[Extracted records]
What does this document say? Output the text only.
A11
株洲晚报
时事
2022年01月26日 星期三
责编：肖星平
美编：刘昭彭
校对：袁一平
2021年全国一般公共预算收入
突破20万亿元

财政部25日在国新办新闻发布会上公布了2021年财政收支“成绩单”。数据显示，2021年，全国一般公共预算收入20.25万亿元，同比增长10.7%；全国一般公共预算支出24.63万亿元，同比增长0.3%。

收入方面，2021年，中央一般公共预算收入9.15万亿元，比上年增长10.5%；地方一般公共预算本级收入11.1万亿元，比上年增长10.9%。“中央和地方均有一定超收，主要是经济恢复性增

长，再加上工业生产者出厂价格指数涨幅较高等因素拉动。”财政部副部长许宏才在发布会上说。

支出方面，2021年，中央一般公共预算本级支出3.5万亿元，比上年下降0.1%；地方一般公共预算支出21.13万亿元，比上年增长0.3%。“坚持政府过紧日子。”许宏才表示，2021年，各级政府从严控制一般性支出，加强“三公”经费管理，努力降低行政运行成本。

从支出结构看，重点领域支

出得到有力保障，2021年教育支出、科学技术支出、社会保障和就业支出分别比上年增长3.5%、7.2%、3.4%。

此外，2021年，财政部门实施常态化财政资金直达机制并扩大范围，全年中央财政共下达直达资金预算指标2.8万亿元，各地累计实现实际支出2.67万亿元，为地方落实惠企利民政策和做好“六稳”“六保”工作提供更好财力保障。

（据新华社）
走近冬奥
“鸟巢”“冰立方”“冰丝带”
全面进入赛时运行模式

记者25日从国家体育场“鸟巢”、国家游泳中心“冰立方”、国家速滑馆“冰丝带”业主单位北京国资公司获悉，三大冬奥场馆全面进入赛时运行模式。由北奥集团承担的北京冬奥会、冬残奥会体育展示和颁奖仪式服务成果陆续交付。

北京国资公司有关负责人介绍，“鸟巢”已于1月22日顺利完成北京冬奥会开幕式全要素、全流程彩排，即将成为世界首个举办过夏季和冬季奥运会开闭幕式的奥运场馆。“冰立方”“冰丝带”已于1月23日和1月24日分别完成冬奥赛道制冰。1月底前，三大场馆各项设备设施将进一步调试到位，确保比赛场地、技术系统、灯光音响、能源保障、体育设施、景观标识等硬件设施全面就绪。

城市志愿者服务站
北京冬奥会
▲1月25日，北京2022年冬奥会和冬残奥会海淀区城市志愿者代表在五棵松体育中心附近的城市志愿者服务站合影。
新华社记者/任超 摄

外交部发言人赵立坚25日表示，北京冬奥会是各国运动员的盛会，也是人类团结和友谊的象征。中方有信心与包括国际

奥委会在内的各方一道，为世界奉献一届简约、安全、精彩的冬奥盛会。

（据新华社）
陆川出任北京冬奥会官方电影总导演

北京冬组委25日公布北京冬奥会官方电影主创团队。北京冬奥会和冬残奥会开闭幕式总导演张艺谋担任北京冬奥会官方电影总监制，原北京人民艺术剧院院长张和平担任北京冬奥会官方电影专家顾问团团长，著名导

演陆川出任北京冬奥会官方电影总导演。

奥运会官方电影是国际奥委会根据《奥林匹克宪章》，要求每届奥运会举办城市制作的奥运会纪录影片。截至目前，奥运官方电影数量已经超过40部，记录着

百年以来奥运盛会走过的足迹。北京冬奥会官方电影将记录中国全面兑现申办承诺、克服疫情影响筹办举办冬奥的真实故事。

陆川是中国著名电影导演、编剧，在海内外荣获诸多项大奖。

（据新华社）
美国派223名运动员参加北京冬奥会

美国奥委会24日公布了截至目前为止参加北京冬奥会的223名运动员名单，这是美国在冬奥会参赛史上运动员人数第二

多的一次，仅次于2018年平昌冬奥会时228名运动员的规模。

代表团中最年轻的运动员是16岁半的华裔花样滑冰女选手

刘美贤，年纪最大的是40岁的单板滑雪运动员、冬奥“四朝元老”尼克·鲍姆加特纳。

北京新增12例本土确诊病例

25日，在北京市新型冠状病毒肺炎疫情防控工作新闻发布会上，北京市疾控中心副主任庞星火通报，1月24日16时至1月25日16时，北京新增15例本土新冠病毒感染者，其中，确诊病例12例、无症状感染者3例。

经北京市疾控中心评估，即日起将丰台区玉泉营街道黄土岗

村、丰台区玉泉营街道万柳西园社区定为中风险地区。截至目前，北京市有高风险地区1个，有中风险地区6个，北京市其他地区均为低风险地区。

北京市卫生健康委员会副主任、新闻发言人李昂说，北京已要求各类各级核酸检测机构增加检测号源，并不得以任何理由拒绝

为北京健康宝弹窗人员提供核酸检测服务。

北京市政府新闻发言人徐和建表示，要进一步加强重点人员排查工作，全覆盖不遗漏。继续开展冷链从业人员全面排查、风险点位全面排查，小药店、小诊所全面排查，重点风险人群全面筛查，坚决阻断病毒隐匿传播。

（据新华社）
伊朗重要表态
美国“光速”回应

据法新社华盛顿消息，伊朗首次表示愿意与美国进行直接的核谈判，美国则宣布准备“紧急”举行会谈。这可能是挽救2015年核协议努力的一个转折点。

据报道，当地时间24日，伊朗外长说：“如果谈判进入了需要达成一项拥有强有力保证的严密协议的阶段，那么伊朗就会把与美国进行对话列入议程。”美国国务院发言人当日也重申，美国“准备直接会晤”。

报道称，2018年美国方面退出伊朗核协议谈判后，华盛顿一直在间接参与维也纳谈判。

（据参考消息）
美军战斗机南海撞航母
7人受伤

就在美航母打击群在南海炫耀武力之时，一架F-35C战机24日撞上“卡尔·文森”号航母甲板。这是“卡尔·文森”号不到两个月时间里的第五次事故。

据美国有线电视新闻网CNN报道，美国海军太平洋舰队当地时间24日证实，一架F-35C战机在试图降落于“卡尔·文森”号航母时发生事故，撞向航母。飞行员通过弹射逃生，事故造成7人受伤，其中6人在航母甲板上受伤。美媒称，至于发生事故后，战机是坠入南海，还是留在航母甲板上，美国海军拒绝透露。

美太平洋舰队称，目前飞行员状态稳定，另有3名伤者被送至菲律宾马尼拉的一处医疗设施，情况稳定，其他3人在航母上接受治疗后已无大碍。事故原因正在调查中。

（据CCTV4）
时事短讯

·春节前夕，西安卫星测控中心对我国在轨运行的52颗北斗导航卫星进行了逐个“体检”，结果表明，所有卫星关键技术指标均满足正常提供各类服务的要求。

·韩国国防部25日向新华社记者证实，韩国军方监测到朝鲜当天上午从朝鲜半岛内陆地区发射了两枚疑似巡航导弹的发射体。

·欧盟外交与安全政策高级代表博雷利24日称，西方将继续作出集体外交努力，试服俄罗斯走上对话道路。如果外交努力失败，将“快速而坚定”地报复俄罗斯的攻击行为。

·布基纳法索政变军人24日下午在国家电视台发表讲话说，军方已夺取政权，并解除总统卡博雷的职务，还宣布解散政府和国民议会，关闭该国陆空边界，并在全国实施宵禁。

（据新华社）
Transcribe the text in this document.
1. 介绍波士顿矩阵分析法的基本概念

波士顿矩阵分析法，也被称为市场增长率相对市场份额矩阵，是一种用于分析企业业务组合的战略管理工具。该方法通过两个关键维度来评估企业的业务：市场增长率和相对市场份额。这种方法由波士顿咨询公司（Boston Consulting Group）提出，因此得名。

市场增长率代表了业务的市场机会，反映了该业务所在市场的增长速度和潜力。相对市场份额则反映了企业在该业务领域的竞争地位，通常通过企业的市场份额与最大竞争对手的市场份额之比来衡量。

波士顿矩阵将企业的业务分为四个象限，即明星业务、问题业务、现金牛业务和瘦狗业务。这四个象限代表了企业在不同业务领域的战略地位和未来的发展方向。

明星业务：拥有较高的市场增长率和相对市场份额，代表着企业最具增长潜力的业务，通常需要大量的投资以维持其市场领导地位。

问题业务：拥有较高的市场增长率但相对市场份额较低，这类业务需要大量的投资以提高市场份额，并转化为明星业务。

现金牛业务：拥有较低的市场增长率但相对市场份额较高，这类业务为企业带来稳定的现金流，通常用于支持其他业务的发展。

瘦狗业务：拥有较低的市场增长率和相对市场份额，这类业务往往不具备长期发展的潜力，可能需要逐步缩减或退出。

# Short task
Each line above that includes "this" counts once; state the total and nothing more.

# Exercise response
2